- [Given task] Will you give the material below again, every line exactly as it is?

[Dataset excerpts]
⟨

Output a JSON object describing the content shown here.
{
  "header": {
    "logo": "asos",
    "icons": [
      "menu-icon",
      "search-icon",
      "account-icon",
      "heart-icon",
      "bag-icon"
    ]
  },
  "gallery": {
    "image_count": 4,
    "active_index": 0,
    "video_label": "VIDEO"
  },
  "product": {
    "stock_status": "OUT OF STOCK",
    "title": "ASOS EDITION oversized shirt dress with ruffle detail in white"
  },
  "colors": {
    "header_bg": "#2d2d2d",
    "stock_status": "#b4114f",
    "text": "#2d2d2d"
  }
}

⟩

- [Task result]
Output a JSON object describing the content shown here.
{
  "header": {
    "logo": "asos",
    "icons": [
      "menu-icon",
      "search-icon",
      "account-icon",
      "heart-icon",
      "bag-icon"
    ]
  },
  "gallery": {
    "image_count": 4,
    "active_index": 0,
    "video_label": "VIDEO"
  },
  "product": {
    "stock_status": "OUT OF STOCK",
    "title": "ASOS EDITION oversized shirt dress with ruffle detail in white"
  },
  "colors": {
    "header_bg": "#2d2d2d",
    "stock_status": "#b4114f",
    "text": "#2d2d2d"
  }
}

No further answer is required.